**PROBLEM:** Consider the data that follows and state how many lines contain the string "related", using the number alone.

**RECORDS FOR THE EXERCISE:**
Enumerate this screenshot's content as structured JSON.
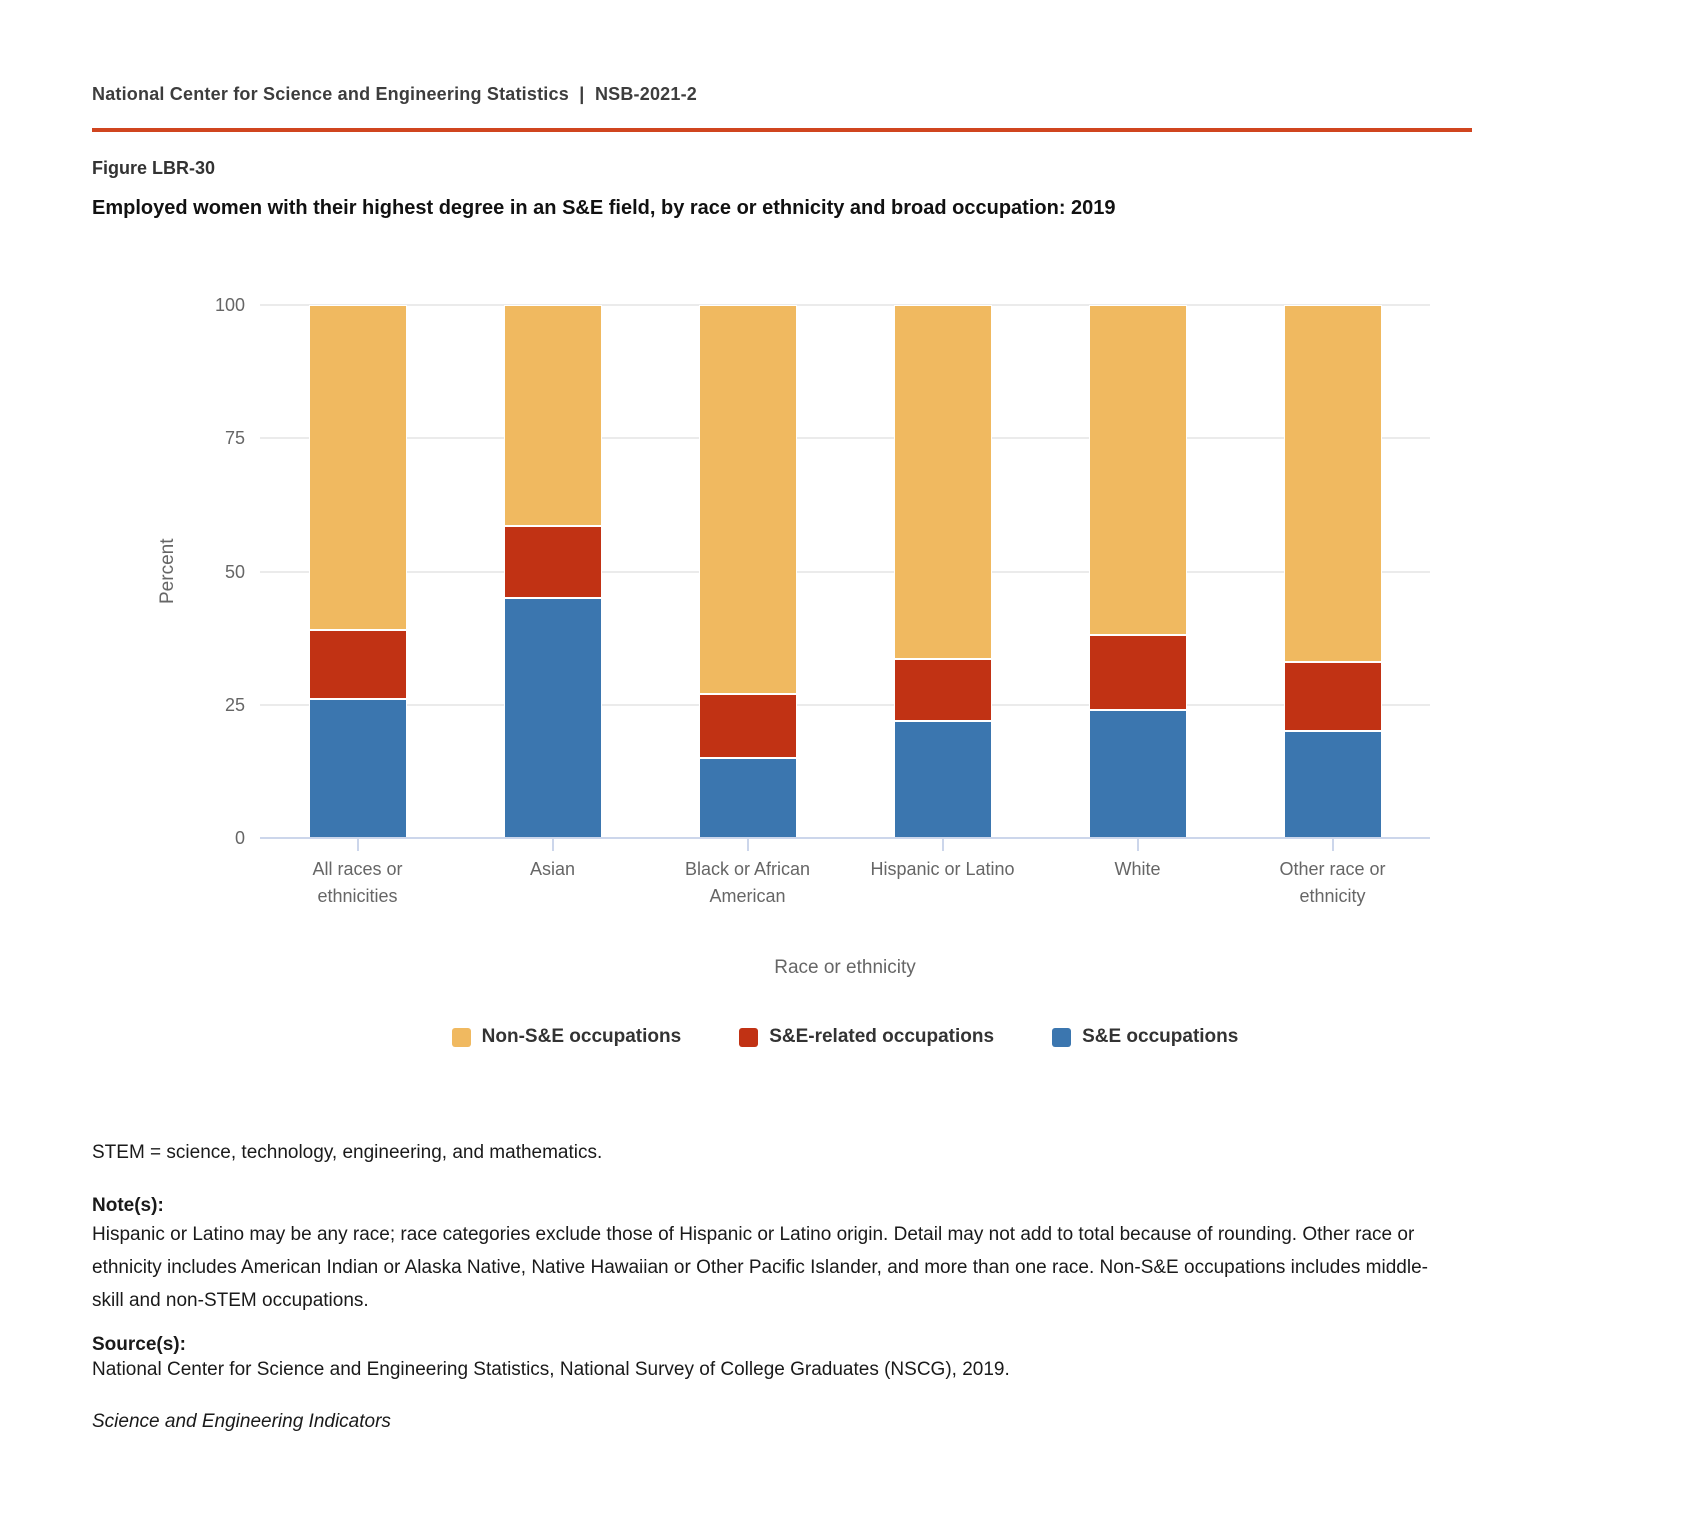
{
  "header": {
    "text": "National Center for Science and Engineering Statistics  |  NSB-2021-2"
  },
  "figure": {
    "label": "Figure LBR-30",
    "title": "Employed women with their highest degree in an S&E field, by race or ethnicity and broad occupation: 2019"
  },
  "chart_data": {
    "type": "bar",
    "stacked": true,
    "title": "Employed women with their highest degree in an S&E field, by race or ethnicity and broad occupation: 2019",
    "xlabel": "Race or ethnicity",
    "ylabel": "Percent",
    "ylim": [
      0,
      100
    ],
    "yticks": [
      0,
      25,
      50,
      75,
      100
    ],
    "grid": true,
    "legend_position": "bottom",
    "categories": [
      "All races or ethnicities",
      "Asian",
      "Black or African American",
      "Hispanic or Latino",
      "White",
      "Other race or ethnicity"
    ],
    "series": [
      {
        "name": "S&E occupations",
        "color": "#3b76af",
        "values": [
          26,
          45,
          15,
          22,
          24,
          20
        ]
      },
      {
        "name": "S&E-related occupations",
        "color": "#c13214",
        "values": [
          13,
          13.5,
          12,
          11.5,
          14,
          13
        ]
      },
      {
        "name": "Non-S&E occupations",
        "color": "#f0b960",
        "values": [
          61,
          41.5,
          73,
          66.5,
          62,
          67
        ]
      }
    ]
  },
  "legend": {
    "items": [
      {
        "label": "Non-S&E occupations",
        "color": "#f0b960"
      },
      {
        "label": "S&E-related occupations",
        "color": "#c13214"
      },
      {
        "label": "S&E occupations",
        "color": "#3b76af"
      }
    ]
  },
  "footer": {
    "stem_note": "STEM = science, technology, engineering, and mathematics.",
    "notes_label": "Note(s):",
    "notes_text": "Hispanic or Latino may be any race; race categories exclude those of Hispanic or Latino origin. Detail may not add to total because of rounding. Other race or ethnicity includes American Indian or Alaska Native, Native Hawaiian or Other Pacific Islander, and more than one race. Non-S&E occupations includes middle-skill and non-STEM occupations.",
    "sources_label": "Source(s):",
    "sources_text": "National Center for Science and Engineering Statistics, National Survey of College Graduates (NSCG), 2019.",
    "attribution": "Science and Engineering Indicators"
  },
  "colors": {
    "accent_rule": "#d0451f",
    "axis_line": "#ccd6eb",
    "gridline": "#ebebeb",
    "tick_label_text": "#666666",
    "legend_text": "#333333",
    "title_text": "#111111"
  }
}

**FINAL RESULT:** 2